-- Dataset extract --
★ ★ ★ ★ ★
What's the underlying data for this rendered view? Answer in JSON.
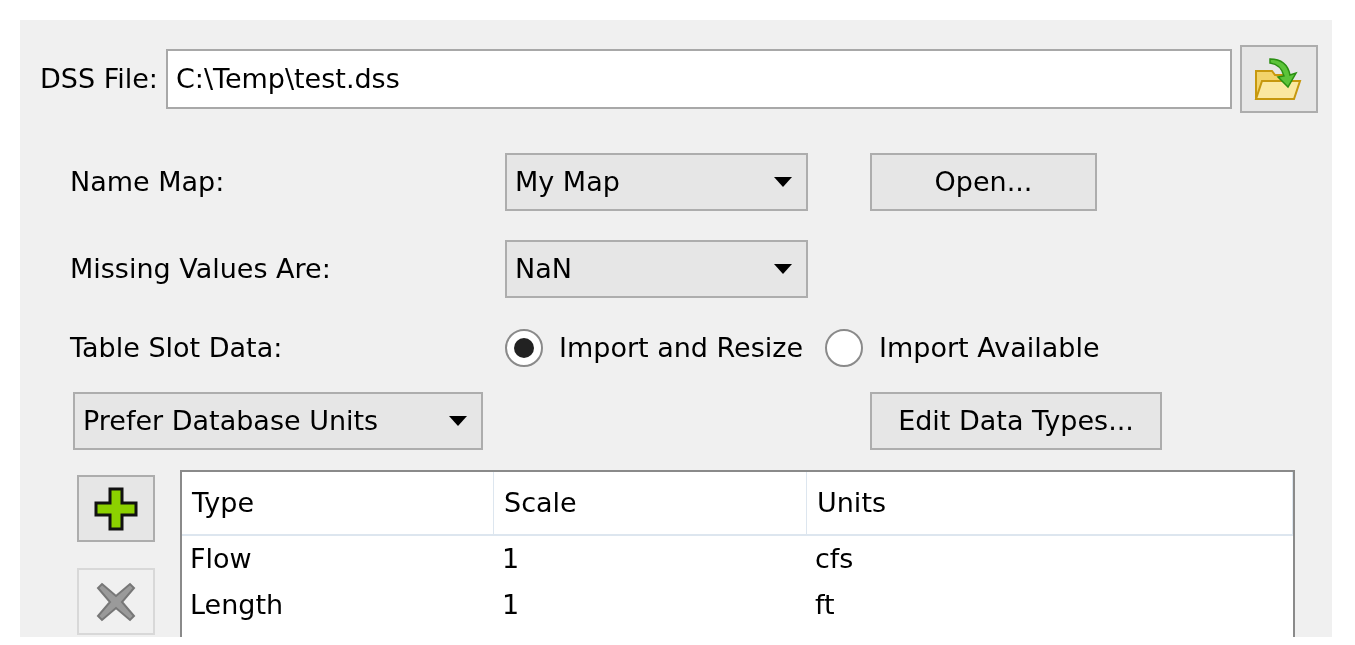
{
  "dss_file": {
    "label": "DSS File:",
    "value": "C:\\Temp\\test.dss"
  },
  "name_map": {
    "label": "Name Map:",
    "value": "My Map",
    "button": "Open..."
  },
  "missing_values": {
    "label": "Missing Values Are:",
    "value": "NaN"
  },
  "table_slot_data": {
    "label": "Table Slot Data:",
    "options": [
      {
        "label": "Import and Resize",
        "selected": true
      },
      {
        "label": "Import Available",
        "selected": false
      }
    ]
  },
  "units_mode": {
    "value": "Prefer Database Units"
  },
  "edit_data_types_button": "Edit Data Types...",
  "toolbar": [
    {
      "kind": "add",
      "disabled": false
    },
    {
      "kind": "remove",
      "disabled": true
    }
  ],
  "table": {
    "columns": [
      "Type",
      "Scale",
      "Units"
    ],
    "rows": [
      [
        "Flow",
        "1",
        "cfs"
      ],
      [
        "Length",
        "1",
        "ft"
      ]
    ]
  }
}
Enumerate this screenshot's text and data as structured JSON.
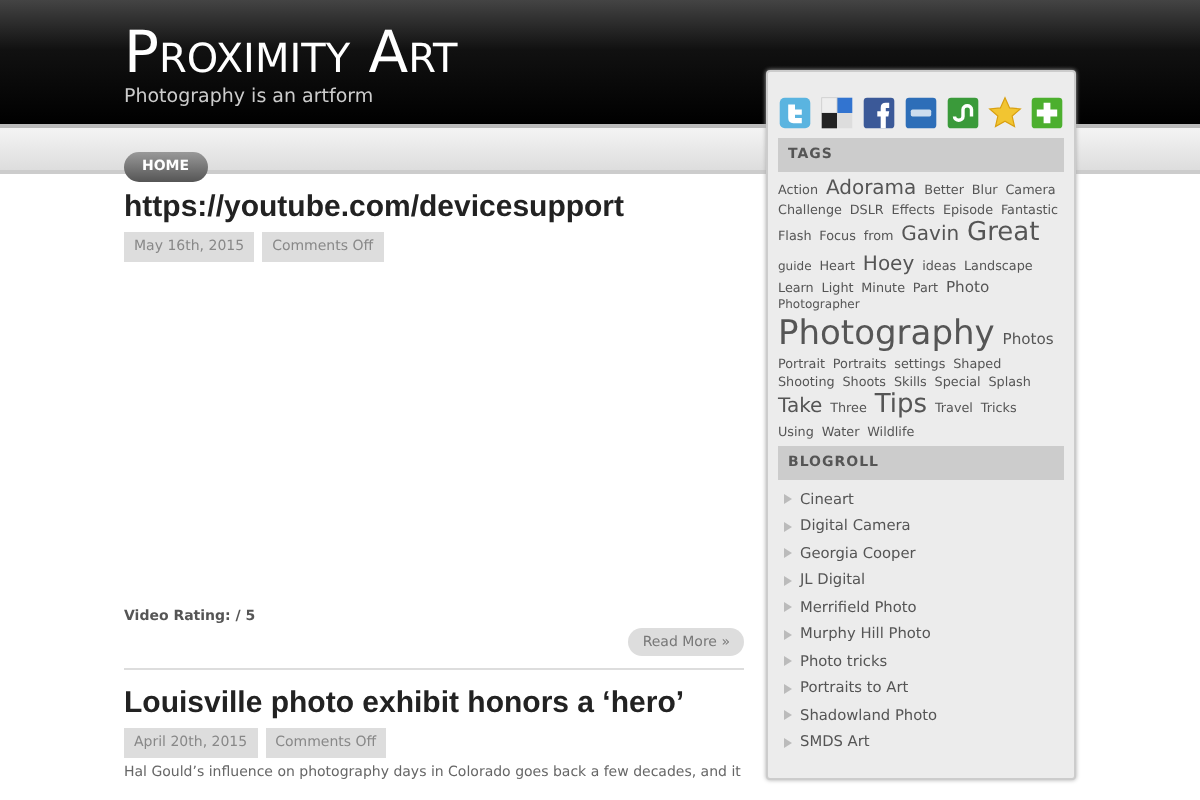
{
  "site": {
    "title": "Proximity Art",
    "tagline": "Photography is an artform"
  },
  "nav": [
    {
      "label": "HOME",
      "selected": true
    }
  ],
  "posts": [
    {
      "title": "https://youtube.com/devicesupport",
      "date": "May 16th, 2015",
      "comments": "Comments Off",
      "rating": "Video Rating: / 5",
      "read_more": "Read More »"
    },
    {
      "title": "Louisville photo exhibit honors a ‘hero’",
      "date": "April 20th, 2015",
      "comments": "Comments Off",
      "excerpt": "Hal Gould’s influence on photography days in Colorado goes back a few decades, and it"
    }
  ],
  "share_icons": [
    {
      "kind": "bird",
      "color": "#5ab4e0"
    },
    {
      "kind": "squares",
      "color": "#3274d0"
    },
    {
      "kind": "letter",
      "color": "#3b5998"
    },
    {
      "kind": "pill",
      "color": "#2d6eb8"
    },
    {
      "kind": "swirl",
      "color": "#3a9a3a"
    },
    {
      "kind": "star",
      "color": "#f2c531"
    },
    {
      "kind": "plus",
      "color": "#4caf2e"
    }
  ],
  "tags": {
    "heading": "TAGS",
    "items": [
      {
        "label": "Action",
        "kind": "s"
      },
      {
        "label": "Adorama",
        "kind": "m"
      },
      {
        "label": "Better",
        "kind": "s"
      },
      {
        "label": "Blur",
        "kind": "s"
      },
      {
        "label": "Camera",
        "kind": "s"
      },
      {
        "label": "Challenge",
        "kind": "s"
      },
      {
        "label": "DSLR",
        "kind": "s"
      },
      {
        "label": "Effects",
        "kind": "s"
      },
      {
        "label": "Episode",
        "kind": "s"
      },
      {
        "label": "Fantastic",
        "kind": "s"
      },
      {
        "label": "Flash",
        "kind": "s"
      },
      {
        "label": "Focus",
        "kind": "s"
      },
      {
        "label": "from",
        "kind": "s"
      },
      {
        "label": "Gavin",
        "kind": "m"
      },
      {
        "label": "Great",
        "kind": "l"
      },
      {
        "label": "guide",
        "kind": "xs"
      },
      {
        "label": "Heart",
        "kind": "s"
      },
      {
        "label": "Hoey",
        "kind": "m"
      },
      {
        "label": "ideas",
        "kind": "s"
      },
      {
        "label": "Landscape",
        "kind": "s"
      },
      {
        "label": "Learn",
        "kind": "s"
      },
      {
        "label": "Light",
        "kind": "s"
      },
      {
        "label": "Minute",
        "kind": "s"
      },
      {
        "label": "Part",
        "kind": "s"
      },
      {
        "label": "Photo",
        "kind": "sm"
      },
      {
        "label": "Photographer",
        "kind": "xs"
      },
      {
        "label": "Photography",
        "kind": "xl"
      },
      {
        "label": "Photos",
        "kind": "sm"
      },
      {
        "label": "Portrait",
        "kind": "s"
      },
      {
        "label": "Portraits",
        "kind": "s"
      },
      {
        "label": "settings",
        "kind": "s"
      },
      {
        "label": "Shaped",
        "kind": "s"
      },
      {
        "label": "Shooting",
        "kind": "s"
      },
      {
        "label": "Shoots",
        "kind": "s"
      },
      {
        "label": "Skills",
        "kind": "s"
      },
      {
        "label": "Special",
        "kind": "s"
      },
      {
        "label": "Splash",
        "kind": "s"
      },
      {
        "label": "Take",
        "kind": "m"
      },
      {
        "label": "Three",
        "kind": "s"
      },
      {
        "label": "Tips",
        "kind": "l"
      },
      {
        "label": "Travel",
        "kind": "s"
      },
      {
        "label": "Tricks",
        "kind": "s"
      },
      {
        "label": "Using",
        "kind": "s"
      },
      {
        "label": "Water",
        "kind": "s"
      },
      {
        "label": "Wildlife",
        "kind": "s"
      }
    ]
  },
  "blogroll": {
    "heading": "BLOGROLL",
    "items": [
      "Cineart",
      "Digital Camera",
      "Georgia Cooper",
      "JL Digital",
      "Merrifield Photo",
      "Murphy Hill Photo",
      "Photo tricks",
      "Portraits to Art",
      "Shadowland Photo",
      "SMDS Art"
    ]
  }
}
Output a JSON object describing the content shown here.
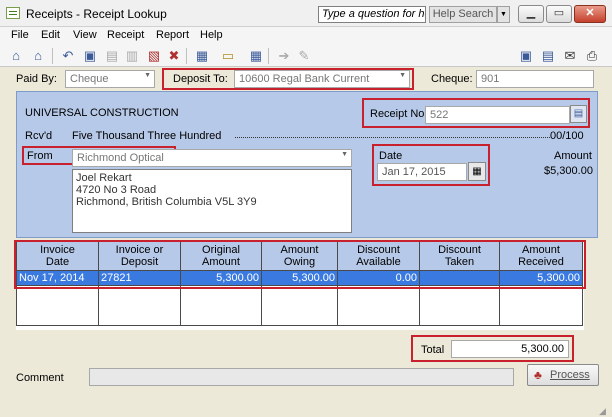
{
  "window": {
    "title": "Receipts - Receipt Lookup",
    "help_placeholder": "Type a question for help",
    "help_search_label": "Help Search",
    "min_glyph": "▁",
    "max_glyph": "▭",
    "close_glyph": "✕"
  },
  "menu": [
    "File",
    "Edit",
    "View",
    "Receipt",
    "Report",
    "Help"
  ],
  "toolbar": {
    "icons": [
      "home-icon",
      "home-alt-icon",
      "undo-icon",
      "receipt-icon",
      "doc-icon",
      "lookup-icon",
      "delete-icon",
      "journal-icon",
      "card-icon",
      "calculator-icon",
      "forward-icon",
      "edit-icon",
      "window-icon",
      "preview-icon",
      "email-icon",
      "print-icon"
    ]
  },
  "header": {
    "paid_by_label": "Paid By:",
    "paid_by_value": "Cheque",
    "deposit_to_label": "Deposit To:",
    "deposit_to_value": "10600 Regal Bank Current",
    "cheque_label": "Cheque:",
    "cheque_value": "901"
  },
  "receipt": {
    "company": "UNIVERSAL CONSTRUCTION",
    "receipt_no_label": "Receipt No.",
    "receipt_no_value": "522",
    "rcvd_label": "Rcv'd",
    "amount_words": "Five Thousand Three Hundred",
    "cents_text": "00/100",
    "from_label": "From",
    "from_value": "Richmond Optical",
    "address": [
      "Joel Rekart",
      "4720 No 3 Road",
      "Richmond, British Columbia V5L 3Y9"
    ],
    "date_label": "Date",
    "date_value": "Jan 17, 2015",
    "amount_label": "Amount",
    "amount_value": "$5,300.00"
  },
  "grid": {
    "headers": [
      [
        "Invoice",
        "Date"
      ],
      [
        "Invoice or",
        "Deposit"
      ],
      [
        "Original",
        "Amount"
      ],
      [
        "Amount",
        "Owing"
      ],
      [
        "Discount",
        "Available"
      ],
      [
        "Discount",
        "Taken"
      ],
      [
        "Amount",
        "Received"
      ]
    ],
    "row": [
      "Nov 17, 2014",
      "27821",
      "5,300.00",
      "5,300.00",
      "0.00",
      "",
      "5,300.00"
    ]
  },
  "footer": {
    "total_label": "Total",
    "total_value": "5,300.00",
    "comment_label": "Comment",
    "process_label": "Process"
  }
}
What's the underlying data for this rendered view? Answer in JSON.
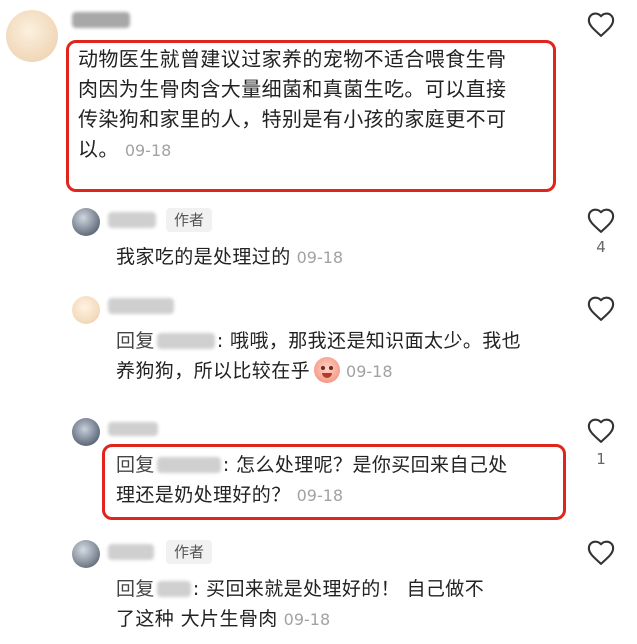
{
  "comments": [
    {
      "username": "",
      "text_lines": [
        "动物医生就曾建议过家养的宠物不适合喂食生骨",
        "肉因为生骨肉含大量细菌和真菌生吃。可以直接",
        "传染狗和家里的人，特别是有小孩的家庭更不可",
        "以。"
      ],
      "date": "09-18",
      "likes": ""
    }
  ],
  "replies": [
    {
      "author_tag": "作者",
      "text": "我家吃的是处理过的",
      "date": "09-18",
      "likes": "4"
    },
    {
      "reply_prefix": "回复",
      "text_lines": [
        ": 哦哦，那我还是知识面太少。我也",
        "养狗狗，所以比较在乎"
      ],
      "emoji": "flushed-face-icon",
      "date": "09-18",
      "likes": ""
    },
    {
      "reply_prefix": "回复",
      "text_lines": [
        ": 怎么处理呢？是你买回来自己处",
        "理还是奶处理好的？"
      ],
      "date": "09-18",
      "likes": "1"
    },
    {
      "author_tag": "作者",
      "reply_prefix": "回复",
      "text_lines": [
        ": 买回来就是处理好的！ 自己做不",
        "了这种 大片生骨肉"
      ],
      "date": "09-18",
      "likes": ""
    }
  ],
  "colors": {
    "highlight_border": "#e0251c",
    "date_gray": "#a2a2a2",
    "tag_background": "#f1f1f1"
  },
  "icons": {
    "like": "heart-outline-icon"
  }
}
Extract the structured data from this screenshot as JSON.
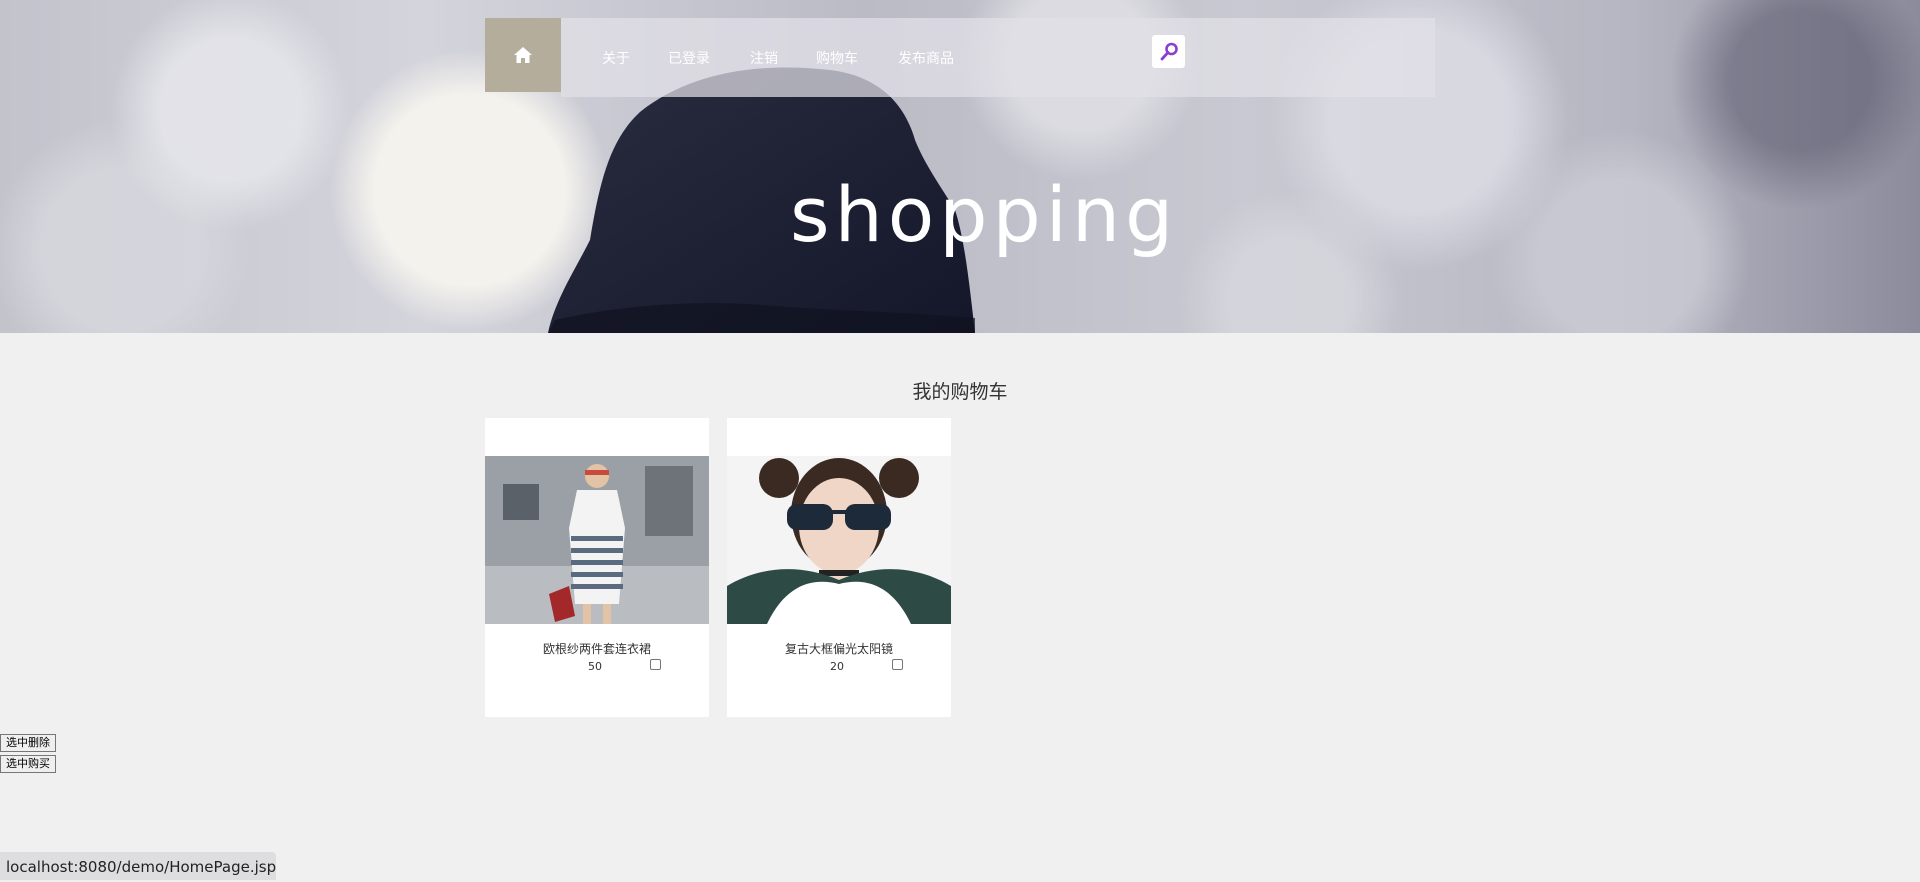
{
  "nav": {
    "home_icon": "home-icon",
    "links": [
      "关于",
      "已登录",
      "注销",
      "购物车",
      "发布商品"
    ],
    "search_icon": "search-icon",
    "colors": {
      "home_bg": "#b4ad9b",
      "search_icon": "#8a3fd0"
    }
  },
  "hero": {
    "title": "shopping"
  },
  "cart": {
    "title": "我的购物车",
    "items": [
      {
        "name": "欧根纱两件套连衣裙",
        "price": "50",
        "checked": false
      },
      {
        "name": "复古大框偏光太阳镜",
        "price": "20",
        "checked": false
      }
    ]
  },
  "actions": {
    "delete_selected": "选中删除",
    "buy_selected": "选中购买"
  },
  "status": {
    "url": "localhost:8080/demo/HomePage.jsp"
  }
}
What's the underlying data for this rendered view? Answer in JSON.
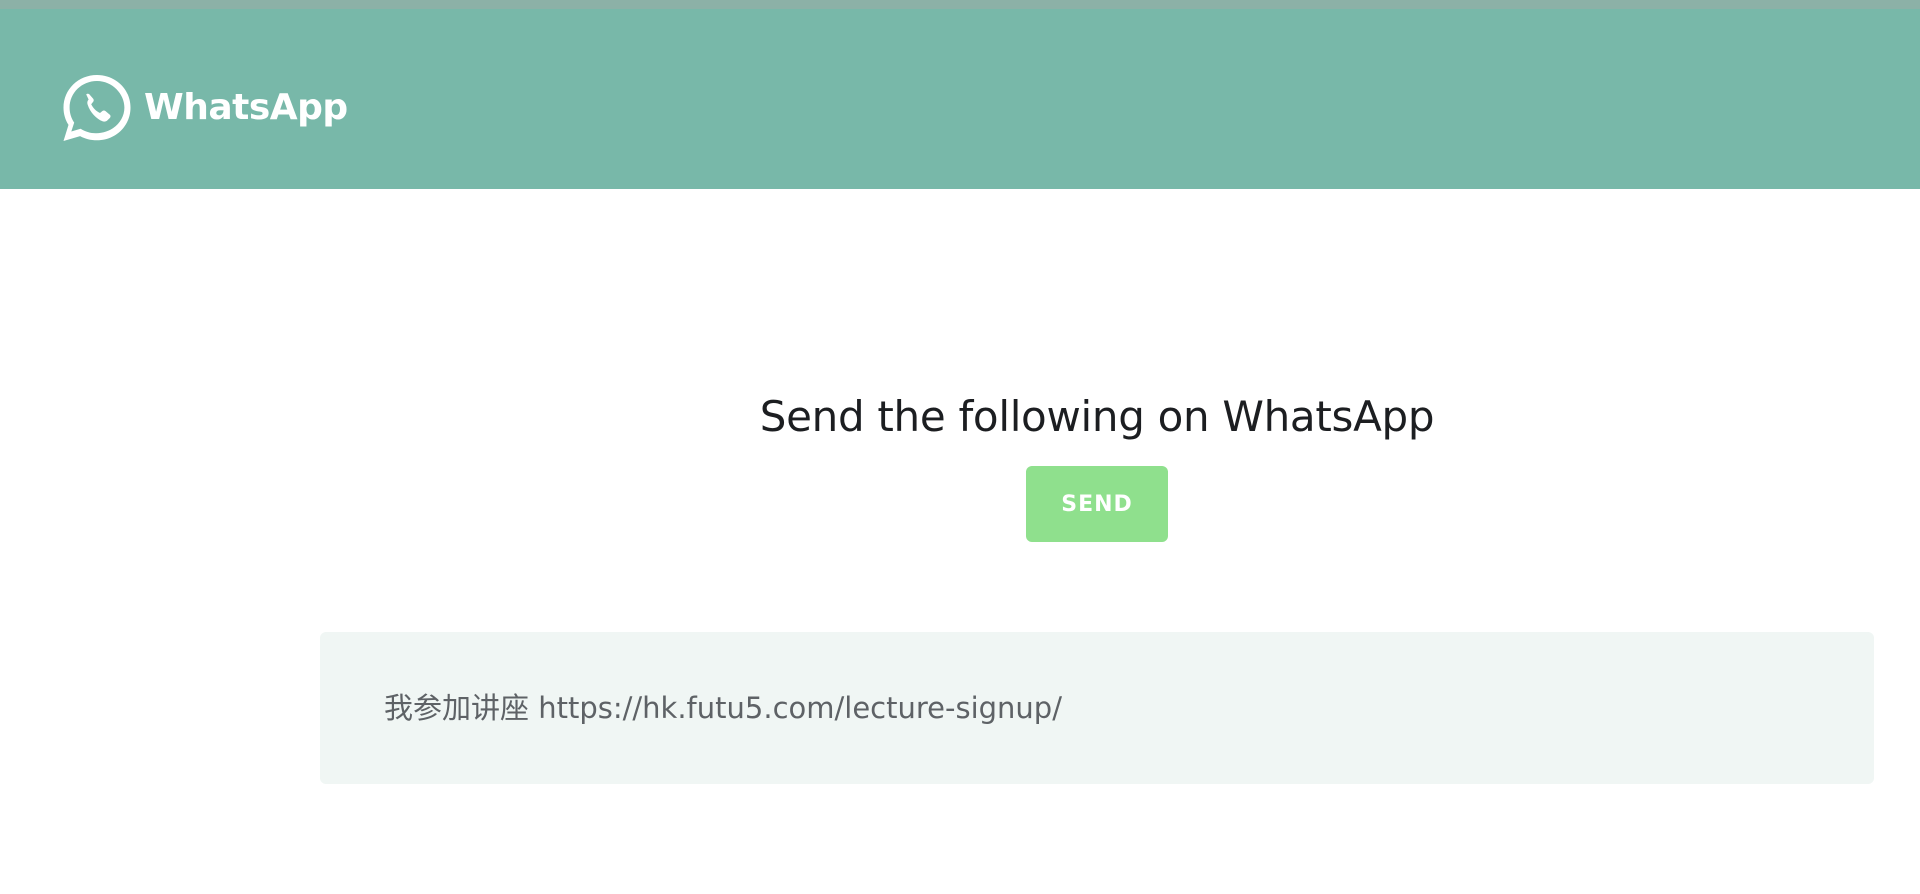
{
  "header": {
    "brand_name": "WhatsApp",
    "logo_icon": "whatsapp-logo-icon",
    "background_color": "#78b8a9"
  },
  "main": {
    "title": "Send the following on WhatsApp",
    "send_button_label": "SEND",
    "send_button_color": "#8fe08d",
    "message": "我参加讲座 https://hk.futu5.com/lecture-signup/",
    "message_box_color": "#f0f6f4"
  }
}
★ ★ ★ ★ ★
-- Exercise details --
Copy every line of the listing containing the string "hero".

-- Full solution --
      "title": "Louisville photo exhibit honors a ‘hero’",
  "hero": {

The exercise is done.